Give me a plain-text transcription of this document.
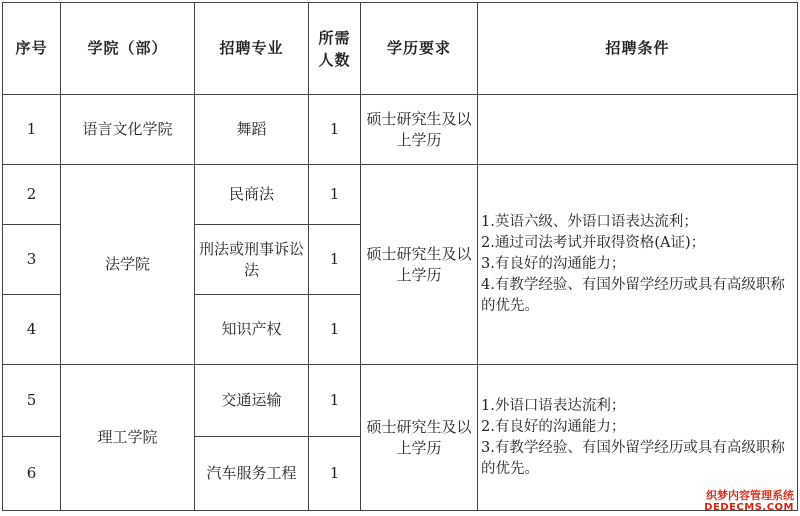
序号	学院（部）	招聘专业	所需人数	学历要求	招聘条件
1	语言文化学院	舞蹈	1	硕士研究生及以上学历	

2	法学院	民商法	1	硕士研究生及以上学历	1.英语六级、外语口语表达流利；
2.通过司法考试并取得资格(A证)；
3.有良好的沟通能力；
4.有教学经验、有国外留学经历或具有高级职称的优先。

3		刑法或刑事诉讼法	1		
4		知识产权	1		
5	理工学院	交通运输	1	硕士研究生及以上学历	1.外语口语表达流利；
2.有良好的沟通能力；
3.有教学经验、有国外留学经历或具有高级职称的优先。

6		汽车服务工程	1		
织梦内容管理系统
DEDECMS.COM
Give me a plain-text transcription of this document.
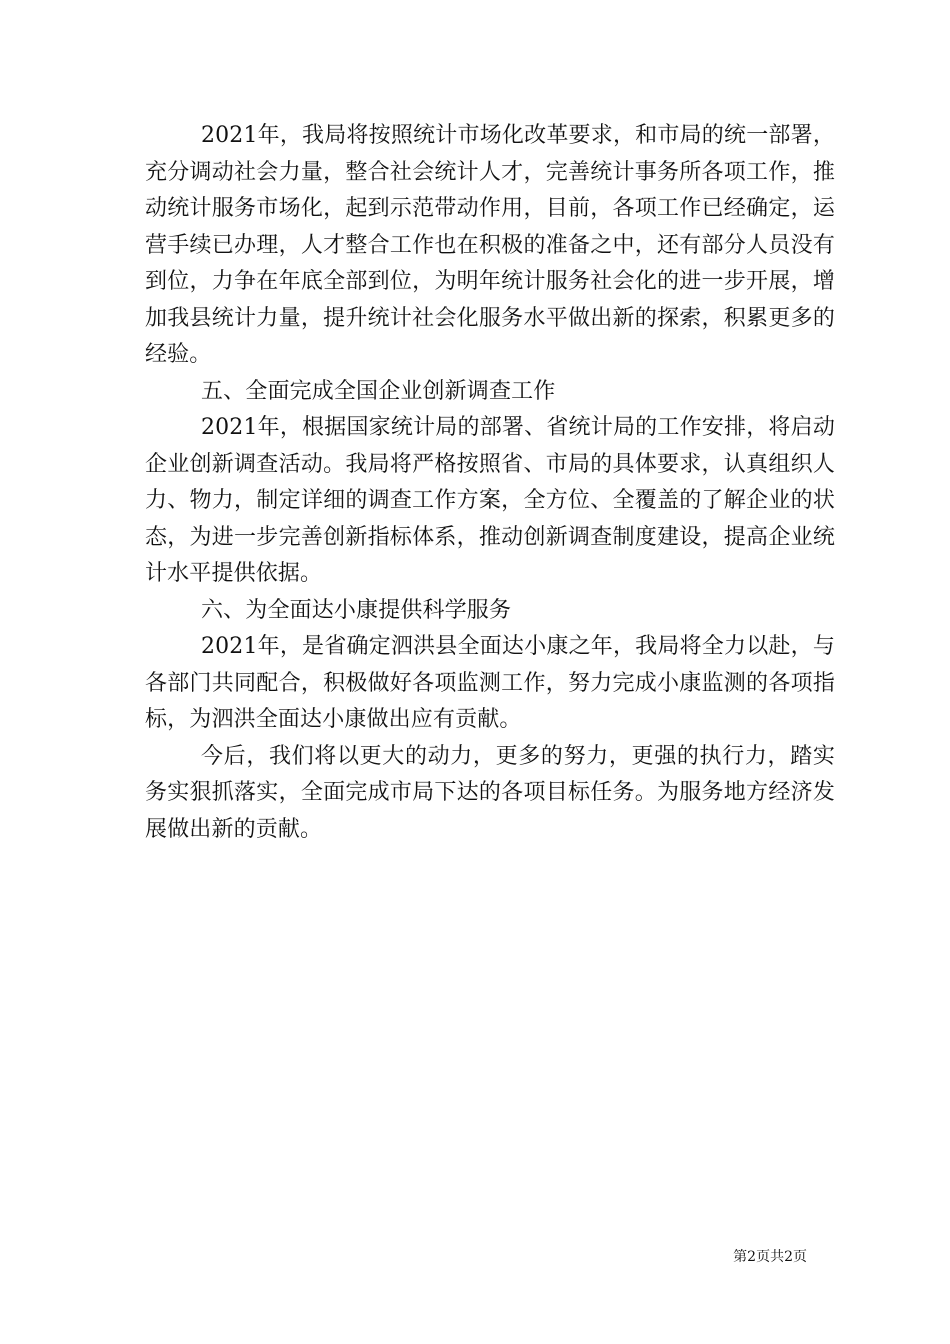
2021年，我局将按照统计市场化改革要求，和市局的统一部署，充分调动社会力量，整合社会统计人才，完善统计事务所各项工作，推动统计服务市场化，起到示范带动作用，目前，各项工作已经确定，运营手续已办理，人才整合工作也在积极的准备之中，还有部分人员没有到位，力争在年底全部到位，为明年统计服务社会化的进一步开展，增加我县统计力量，提升统计社会化服务水平做出新的探索，积累更多的经验。

五、全面完成全国企业创新调查工作

2021年，根据国家统计局的部署、省统计局的工作安排，将启动企业创新调查活动。我局将严格按照省、市局的具体要求，认真组织人力、物力，制定详细的调查工作方案，全方位、全覆盖的了解企业的状态，为进一步完善创新指标体系，推动创新调查制度建设，提高企业统计水平提供依据。

六、为全面达小康提供科学服务

2021年，是省确定泗洪县全面达小康之年，我局将全力以赴，与各部门共同配合，积极做好各项监测工作，努力完成小康监测的各项指标，为泗洪全面达小康做出应有贡献。

今后，我们将以更大的动力，更多的努力，更强的执行力，踏实务实狠抓落实，全面完成市局下达的各项目标任务。为服务地方经济发展做出新的贡献。

第2页共2页
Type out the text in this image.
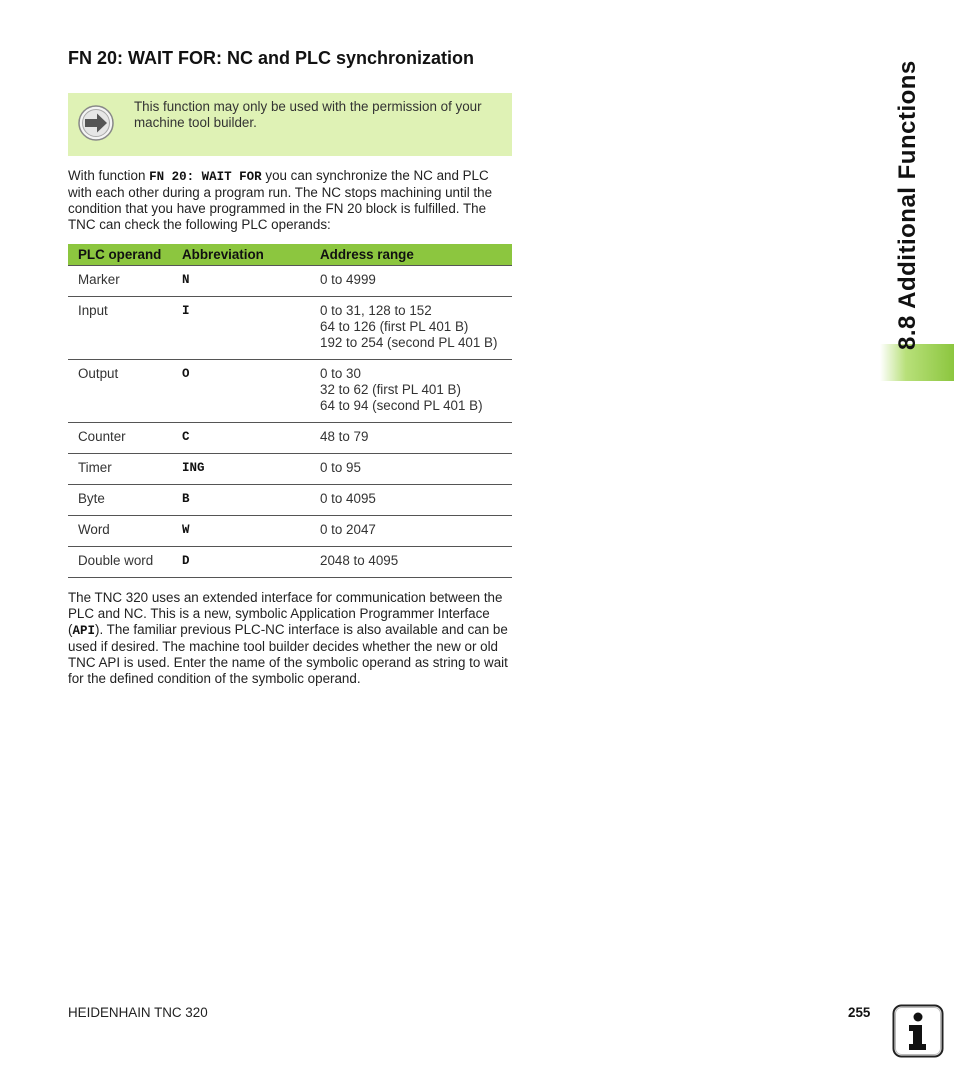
FN 20: WAIT FOR: NC and PLC synchronization
This function may only be used with the permission of your machine tool builder.
With function FN 20: WAIT FOR you can synchronize the NC and PLC with each other during a program run. The NC stops machining until the condition that you have programmed in the FN 20 block is fulfilled. The TNC can check the following PLC operands:
PLC operand	Abbreviation	Address range
Marker	N	0 to 4999

Input	I	0 to 31, 128 to 152
64 to 126 (first PL 401 B)
192 to 254 (second PL 401 B)

Output	O	0 to 30
32 to 62 (first PL 401 B)
64 to 94 (second PL 401 B)

Counter	C	48 to 79

Timer	ING	0 to 95

Byte	B	0 to 4095

Word	W	0 to 2047

Double word	D	2048 to 4095
The TNC 320 uses an extended interface for communication between the PLC and NC. This is a new, symbolic Application Programmer Interface (API). The familiar previous PLC-NC interface is also available and can be used if desired. The machine tool builder decides whether the new or old TNC API is used. Enter the name of the symbolic operand as string to wait for the defined condition of the symbolic operand.
8.8 Additional Functions
HEIDENHAIN TNC 320	255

**Problem description**
The answer is a single number: how many lines include the word "first"?

**Finished exercise**
2